* [Source records]
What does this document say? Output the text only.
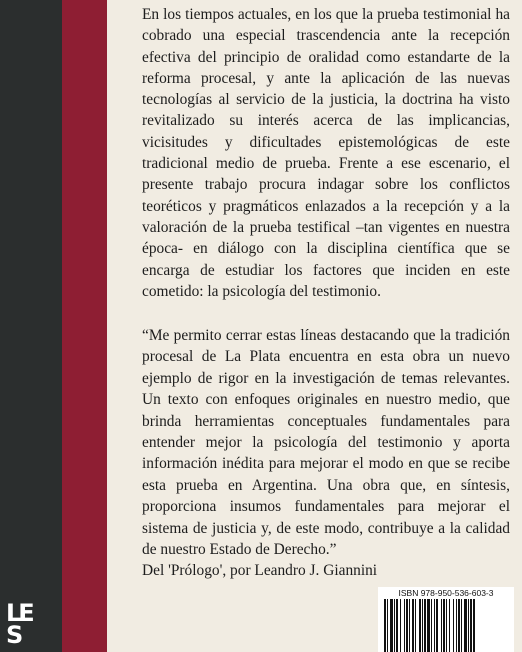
LE
S

En los tiempos actuales, en los que la prueba testimonial ha cobrado una especial trascendencia ante la recepción efectiva del principio de oralidad como estandarte de la reforma procesal, y ante la aplicación de las nuevas tecnologías al servicio de la justicia, la doctrina ha visto revitalizado su interés acerca de las implicancias, vicisitudes y dificultades epistemológicas de este tradicional medio de prueba. Frente a ese escenario, el presente trabajo procura indagar sobre los conflictos teoréticos y pragmáticos enlazados a la recepción y a la valoración de la prueba testifical –tan vigentes en nuestra época- en diálogo con la disciplina científica que se encarga de estudiar los factores que inciden en este cometido: la psicología del testimonio.

“Me permito cerrar estas líneas destacando que la tradición procesal de La Plata encuentra en esta obra un nuevo ejemplo de rigor en la investigación de temas relevantes. Un texto con enfoques originales en nuestro medio, que brinda herramientas conceptuales fundamentales para entender mejor la psicología del testimonio y aporta información inédita para mejorar el modo en que se recibe esta prueba en Argentina. Una obra que, en síntesis, proporciona insumos fundamentales para mejorar el sistema de justicia y, de este modo, contribuye a la calidad de nuestro Estado de Derecho.”
Del 'Prólogo', por Leandro J. Giannini
ISBN 978-950-536-603-3
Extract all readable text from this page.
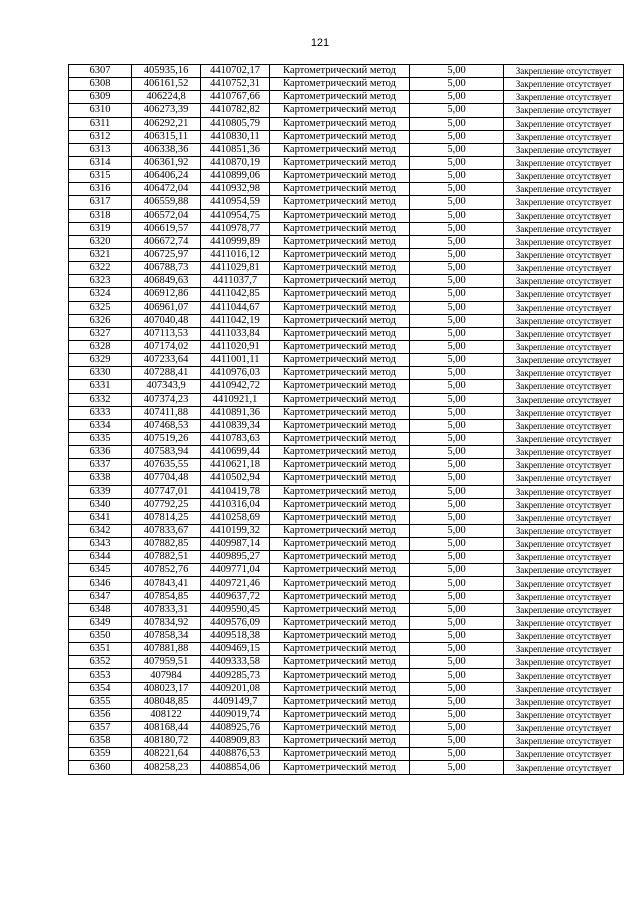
121
6307	405935,16	4410702,17	Картометрический метод	5,00	Закрепление отсутствует
6308	406161,52	4410752,31	Картометрический метод	5,00	Закрепление отсутствует
6309	406224,8	4410767,66	Картометрический метод	5,00	Закрепление отсутствует
6310	406273,39	4410782,82	Картометрический метод	5,00	Закрепление отсутствует
6311	406292,21	4410805,79	Картометрический метод	5,00	Закрепление отсутствует
6312	406315,11	4410830,11	Картометрический метод	5,00	Закрепление отсутствует
6313	406338,36	4410851,36	Картометрический метод	5,00	Закрепление отсутствует
6314	406361,92	4410870,19	Картометрический метод	5,00	Закрепление отсутствует
6315	406406,24	4410899,06	Картометрический метод	5,00	Закрепление отсутствует
6316	406472,04	4410932,98	Картометрический метод	5,00	Закрепление отсутствует
6317	406559,88	4410954,59	Картометрический метод	5,00	Закрепление отсутствует
6318	406572,04	4410954,75	Картометрический метод	5,00	Закрепление отсутствует
6319	406619,57	4410978,77	Картометрический метод	5,00	Закрепление отсутствует
6320	406672,74	4410999,89	Картометрический метод	5,00	Закрепление отсутствует
6321	406725,97	4411016,12	Картометрический метод	5,00	Закрепление отсутствует
6322	406788,73	4411029,81	Картометрический метод	5,00	Закрепление отсутствует
6323	406849,63	4411037,7	Картометрический метод	5,00	Закрепление отсутствует
6324	406912,86	4411042,85	Картометрический метод	5,00	Закрепление отсутствует
6325	406961,07	4411044,67	Картометрический метод	5,00	Закрепление отсутствует
6326	407040,48	4411042,19	Картометрический метод	5,00	Закрепление отсутствует
6327	407113,53	4411033,84	Картометрический метод	5,00	Закрепление отсутствует
6328	407174,02	4411020,91	Картометрический метод	5,00	Закрепление отсутствует
6329	407233,64	4411001,11	Картометрический метод	5,00	Закрепление отсутствует
6330	407288,41	4410976,03	Картометрический метод	5,00	Закрепление отсутствует
6331	407343,9	4410942,72	Картометрический метод	5,00	Закрепление отсутствует
6332	407374,23	4410921,1	Картометрический метод	5,00	Закрепление отсутствует
6333	407411,88	4410891,36	Картометрический метод	5,00	Закрепление отсутствует
6334	407468,53	4410839,34	Картометрический метод	5,00	Закрепление отсутствует
6335	407519,26	4410783,63	Картометрический метод	5,00	Закрепление отсутствует
6336	407583,94	4410699,44	Картометрический метод	5,00	Закрепление отсутствует
6337	407635,55	4410621,18	Картометрический метод	5,00	Закрепление отсутствует
6338	407704,48	4410502,94	Картометрический метод	5,00	Закрепление отсутствует
6339	407747,01	4410419,78	Картометрический метод	5,00	Закрепление отсутствует
6340	407792,25	4410316,04	Картометрический метод	5,00	Закрепление отсутствует
6341	407814,25	4410258,69	Картометрический метод	5,00	Закрепление отсутствует
6342	407833,67	4410199,32	Картометрический метод	5,00	Закрепление отсутствует
6343	407882,85	4409987,14	Картометрический метод	5,00	Закрепление отсутствует
6344	407882,51	4409895,27	Картометрический метод	5,00	Закрепление отсутствует
6345	407852,76	4409771,04	Картометрический метод	5,00	Закрепление отсутствует
6346	407843,41	4409721,46	Картометрический метод	5,00	Закрепление отсутствует
6347	407854,85	4409637,72	Картометрический метод	5,00	Закрепление отсутствует
6348	407833,31	4409590,45	Картометрический метод	5,00	Закрепление отсутствует
6349	407834,92	4409576,09	Картометрический метод	5,00	Закрепление отсутствует
6350	407858,34	4409518,38	Картометрический метод	5,00	Закрепление отсутствует
6351	407881,88	4409469,15	Картометрический метод	5,00	Закрепление отсутствует
6352	407959,51	4409333,58	Картометрический метод	5,00	Закрепление отсутствует
6353	407984	4409285,73	Картометрический метод	5,00	Закрепление отсутствует
6354	408023,17	4409201,08	Картометрический метод	5,00	Закрепление отсутствует
6355	408048,85	4409149,7	Картометрический метод	5,00	Закрепление отсутствует
6356	408122	4409019,74	Картометрический метод	5,00	Закрепление отсутствует
6357	408168,44	4408925,76	Картометрический метод	5,00	Закрепление отсутствует
6358	408180,72	4408909,83	Картометрический метод	5,00	Закрепление отсутствует
6359	408221,64	4408876,53	Картометрический метод	5,00	Закрепление отсутствует
6360	408258,23	4408854,06	Картометрический метод	5,00	Закрепление отсутствует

* [Work to complete]
Note every line above where the string "this" shows up, and copy those lines.

* [Response below]
What does this document say? Output the text only.
Extract all readable text from this page.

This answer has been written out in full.